#### [Tâche]
Dans le texte, reprenez sous forme de liste le paragraphe qui commence par « Organisée à l’intention des femmes politiques », en gardant ses faits principaux.

#### [Texte]
☆ ☆ ☆ ☆ ☆

50 ans de participation politique : les femmes à l’heure du bilan

C’est au Centre Catholique Nganda, dans la Commune de Kintambo, que s’ouvre ce matin une conférence nationale de toutes les femmes politiques de la RD Congo autour du thème central : « Femmes congolaises et pouvoir politique, Cinquante ans après l’Indépendance, quel avenir ? ». Cette session initiée par la Ligue des Femmes Congolaises pour les Elections(LIFCE) a pour objectif global de faire un état de lieu complet de l’histoire de la participation politique de la gent féminine 50 ans après l’accession du pays à l’indépendance en vue de situer leur action dans l’avenir. Mais encore de comprendre les motivations, les stratégies et les actions qui sous-tendent leur combat.

Organisée à l’intention des femmes politiques membres ou non de la LIFCE, des celles qui aspirent à l’engagement politique, de la population en général et la jeunesse en particulier, la Conférence va non seulement procéder à la valorisation et la promotion des femmes engagées dans la politique active, mais aussi préparer la contribution des Congolaises à la 1ère Conférence Mondiale sur la participation politique des femmes à Yaoundé( Cameroun) et élaborer le mémorandum des femmes aux festivités du « Cinquantenaire », le 30 juin 2010. Ainsi, entre autres résultats attendus, on relève la clarification des questions prioritaires de la participation politique de la femme ; la détermination des causes principales de la faible participation et les alternatives ; l’élaboration d’un agenda commun des femmes politiques pour les assises de Yaoundé et d’un mémorandum à remettre au Commissariat du gouvernement chargé de l’organisation du « Cinquantenaire ».

☆ ☆ ☆ ☆ ☆

#### [Données enregistrées]
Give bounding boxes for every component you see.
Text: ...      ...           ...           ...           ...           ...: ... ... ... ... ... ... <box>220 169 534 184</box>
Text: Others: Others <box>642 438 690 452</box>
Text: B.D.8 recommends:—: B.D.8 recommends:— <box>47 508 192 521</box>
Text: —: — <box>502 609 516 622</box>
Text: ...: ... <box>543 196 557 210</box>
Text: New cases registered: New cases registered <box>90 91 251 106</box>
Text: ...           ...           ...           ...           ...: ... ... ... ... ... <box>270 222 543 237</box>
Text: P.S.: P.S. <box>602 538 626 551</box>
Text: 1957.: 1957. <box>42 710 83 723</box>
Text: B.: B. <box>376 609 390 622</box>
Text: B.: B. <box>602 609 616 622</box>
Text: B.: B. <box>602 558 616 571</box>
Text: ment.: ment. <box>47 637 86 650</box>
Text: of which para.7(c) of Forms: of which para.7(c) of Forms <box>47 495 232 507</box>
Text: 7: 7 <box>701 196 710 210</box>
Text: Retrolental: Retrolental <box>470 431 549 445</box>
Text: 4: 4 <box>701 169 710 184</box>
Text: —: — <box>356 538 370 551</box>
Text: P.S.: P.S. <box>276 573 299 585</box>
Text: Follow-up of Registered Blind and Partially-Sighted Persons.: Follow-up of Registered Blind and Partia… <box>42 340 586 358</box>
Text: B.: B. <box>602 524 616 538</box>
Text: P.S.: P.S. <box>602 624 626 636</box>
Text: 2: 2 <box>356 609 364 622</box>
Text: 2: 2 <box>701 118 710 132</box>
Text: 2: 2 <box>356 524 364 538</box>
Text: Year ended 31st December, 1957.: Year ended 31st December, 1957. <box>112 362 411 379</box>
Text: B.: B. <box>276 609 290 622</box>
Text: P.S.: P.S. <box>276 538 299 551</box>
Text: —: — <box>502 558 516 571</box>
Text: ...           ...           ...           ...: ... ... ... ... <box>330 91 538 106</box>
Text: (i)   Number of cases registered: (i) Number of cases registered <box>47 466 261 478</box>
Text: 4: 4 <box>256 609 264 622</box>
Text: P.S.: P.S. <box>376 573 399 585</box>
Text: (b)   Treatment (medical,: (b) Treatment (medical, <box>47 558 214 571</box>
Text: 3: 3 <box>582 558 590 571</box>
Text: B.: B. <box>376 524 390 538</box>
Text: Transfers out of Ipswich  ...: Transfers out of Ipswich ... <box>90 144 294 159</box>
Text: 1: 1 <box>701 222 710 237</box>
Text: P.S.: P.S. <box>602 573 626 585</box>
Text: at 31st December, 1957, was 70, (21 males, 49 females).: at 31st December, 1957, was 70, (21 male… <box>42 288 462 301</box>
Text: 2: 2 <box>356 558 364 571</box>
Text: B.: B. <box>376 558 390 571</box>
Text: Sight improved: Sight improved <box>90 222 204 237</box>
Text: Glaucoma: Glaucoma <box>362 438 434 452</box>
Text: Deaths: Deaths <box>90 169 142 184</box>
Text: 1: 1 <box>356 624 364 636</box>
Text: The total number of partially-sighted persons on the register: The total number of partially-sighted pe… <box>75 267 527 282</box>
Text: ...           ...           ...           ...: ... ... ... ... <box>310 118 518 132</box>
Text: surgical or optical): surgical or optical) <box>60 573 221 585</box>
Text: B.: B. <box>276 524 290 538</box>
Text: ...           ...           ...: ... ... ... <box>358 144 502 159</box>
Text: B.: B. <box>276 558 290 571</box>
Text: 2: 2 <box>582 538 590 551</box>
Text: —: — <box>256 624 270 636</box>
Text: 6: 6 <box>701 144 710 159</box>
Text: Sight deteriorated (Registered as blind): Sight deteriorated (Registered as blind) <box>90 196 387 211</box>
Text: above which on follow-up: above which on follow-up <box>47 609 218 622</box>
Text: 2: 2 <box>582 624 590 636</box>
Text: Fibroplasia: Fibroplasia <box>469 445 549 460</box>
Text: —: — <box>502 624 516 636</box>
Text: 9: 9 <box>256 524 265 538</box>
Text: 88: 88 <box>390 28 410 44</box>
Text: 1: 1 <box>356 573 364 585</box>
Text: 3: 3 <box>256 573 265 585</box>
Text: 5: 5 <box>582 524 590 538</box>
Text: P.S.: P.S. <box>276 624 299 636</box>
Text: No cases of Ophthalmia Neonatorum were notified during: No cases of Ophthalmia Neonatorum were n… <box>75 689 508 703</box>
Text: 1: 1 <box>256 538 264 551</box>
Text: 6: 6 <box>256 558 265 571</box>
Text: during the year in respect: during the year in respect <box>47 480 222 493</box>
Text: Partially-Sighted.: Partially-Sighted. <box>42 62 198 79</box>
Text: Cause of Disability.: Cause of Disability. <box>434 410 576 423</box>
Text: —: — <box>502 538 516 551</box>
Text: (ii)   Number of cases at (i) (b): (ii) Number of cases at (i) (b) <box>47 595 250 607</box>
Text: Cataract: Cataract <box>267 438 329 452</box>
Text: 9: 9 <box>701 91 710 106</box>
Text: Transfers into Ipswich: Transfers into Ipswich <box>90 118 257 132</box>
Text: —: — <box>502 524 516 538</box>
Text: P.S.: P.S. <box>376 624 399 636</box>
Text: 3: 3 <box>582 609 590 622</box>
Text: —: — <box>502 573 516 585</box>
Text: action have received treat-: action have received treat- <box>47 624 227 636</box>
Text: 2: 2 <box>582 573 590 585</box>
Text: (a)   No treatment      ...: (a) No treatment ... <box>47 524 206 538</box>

☆ ☆ ☆ ☆ ☆

#### [Corrigé]
- Public visé : les femmes politiques, membres ou non de la LIFCE, celles qui aspirent à l’engagement politique, la population en général et la jeunesse en particulier.
- Objectifs de la Conférence :
  - valoriser et promouvoir les femmes engagées dans la politique active ;
  - préparer la contribution des Congolaises à la 1ère Conférence Mondiale sur la participation politique des femmes à Yaoundé (Cameroun) ;
  - élaborer le mémorandum des femmes pour les festivités du « Cinquantenaire », le 30 juin 2010.
- Résultats attendus, entre autres :
  - clarifier les questions prioritaires de la participation politique de la femme ;
  - déterminer les causes principales de la faible participation et les alternatives ;
  - élaborer un agenda commun des femmes politiques pour les assises de Yaoundé ;
  - élaborer un mémorandum à remettre au Commissariat du gouvernement chargé de l’organisation du « Cinquantenaire ».